- OBJECTIVE -
Copy out every line of the records below word for word, changing nothing.

------ INPUT

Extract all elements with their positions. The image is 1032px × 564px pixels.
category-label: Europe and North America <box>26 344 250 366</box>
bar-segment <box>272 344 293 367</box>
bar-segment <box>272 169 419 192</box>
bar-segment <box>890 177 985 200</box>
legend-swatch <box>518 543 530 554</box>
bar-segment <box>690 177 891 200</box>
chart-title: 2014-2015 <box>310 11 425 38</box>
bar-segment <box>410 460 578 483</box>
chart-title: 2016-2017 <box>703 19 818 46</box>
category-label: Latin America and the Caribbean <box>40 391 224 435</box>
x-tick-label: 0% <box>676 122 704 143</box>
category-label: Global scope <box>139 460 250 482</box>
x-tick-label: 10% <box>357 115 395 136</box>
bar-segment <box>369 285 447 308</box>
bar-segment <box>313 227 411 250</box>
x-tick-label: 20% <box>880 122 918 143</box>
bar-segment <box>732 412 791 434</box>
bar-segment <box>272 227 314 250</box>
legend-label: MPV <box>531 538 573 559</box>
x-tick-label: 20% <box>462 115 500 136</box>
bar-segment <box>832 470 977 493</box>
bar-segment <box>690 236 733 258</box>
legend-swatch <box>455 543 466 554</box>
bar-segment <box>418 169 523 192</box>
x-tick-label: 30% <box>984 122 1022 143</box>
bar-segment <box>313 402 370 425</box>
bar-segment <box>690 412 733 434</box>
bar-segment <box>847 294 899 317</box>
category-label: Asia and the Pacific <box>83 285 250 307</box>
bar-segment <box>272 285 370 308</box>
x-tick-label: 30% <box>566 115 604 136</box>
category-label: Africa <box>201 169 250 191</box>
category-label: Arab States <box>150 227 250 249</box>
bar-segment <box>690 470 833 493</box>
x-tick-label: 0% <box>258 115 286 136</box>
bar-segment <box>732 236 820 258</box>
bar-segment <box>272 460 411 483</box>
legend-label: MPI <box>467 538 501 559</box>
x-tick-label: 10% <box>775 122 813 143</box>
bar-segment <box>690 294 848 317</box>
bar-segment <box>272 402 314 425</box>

------------

- EXERCISE SOLUTION -
Extract all elements with their positions. The image is 1032px × 564px pixels.
category-label: Europe and North America <box>26 344 250 366</box>
bar-segment <box>272 344 293 367</box>
bar-segment <box>272 169 419 192</box>
bar-segment <box>890 177 985 200</box>
legend-swatch <box>518 543 530 554</box>
bar-segment <box>690 177 891 200</box>
chart-title: 2014-2015 <box>310 11 425 38</box>
bar-segment <box>410 460 578 483</box>
chart-title: 2016-2017 <box>703 19 818 46</box>
category-label: Latin America and the Caribbean <box>40 391 224 435</box>
x-tick-label: 0% <box>676 122 704 143</box>
category-label: Global scope <box>139 460 250 482</box>
x-tick-label: 10% <box>357 115 395 136</box>
bar-segment <box>369 285 447 308</box>
bar-segment <box>313 227 411 250</box>
x-tick-label: 20% <box>880 122 918 143</box>
bar-segment <box>732 412 791 434</box>
bar-segment <box>272 227 314 250</box>
legend-label: MPV <box>531 538 573 559</box>
x-tick-label: 20% <box>462 115 500 136</box>
bar-segment <box>832 470 977 493</box>
bar-segment <box>690 236 733 258</box>
legend-swatch <box>455 543 466 554</box>
bar-segment <box>418 169 523 192</box>
x-tick-label: 30% <box>984 122 1022 143</box>
bar-segment <box>313 402 370 425</box>
bar-segment <box>690 412 733 434</box>
bar-segment <box>847 294 899 317</box>
category-label: Asia and the Pacific <box>83 285 250 307</box>
bar-segment <box>272 285 370 308</box>
x-tick-label: 30% <box>566 115 604 136</box>
category-label: Africa <box>201 169 250 191</box>
category-label: Arab States <box>150 227 250 249</box>
bar-segment <box>690 470 833 493</box>
x-tick-label: 0% <box>258 115 286 136</box>
bar-segment <box>732 236 820 258</box>
bar-segment <box>272 460 411 483</box>
legend-label: MPI <box>467 538 501 559</box>
x-tick-label: 10% <box>775 122 813 143</box>
bar-segment <box>690 294 848 317</box>
bar-segment <box>272 402 314 425</box>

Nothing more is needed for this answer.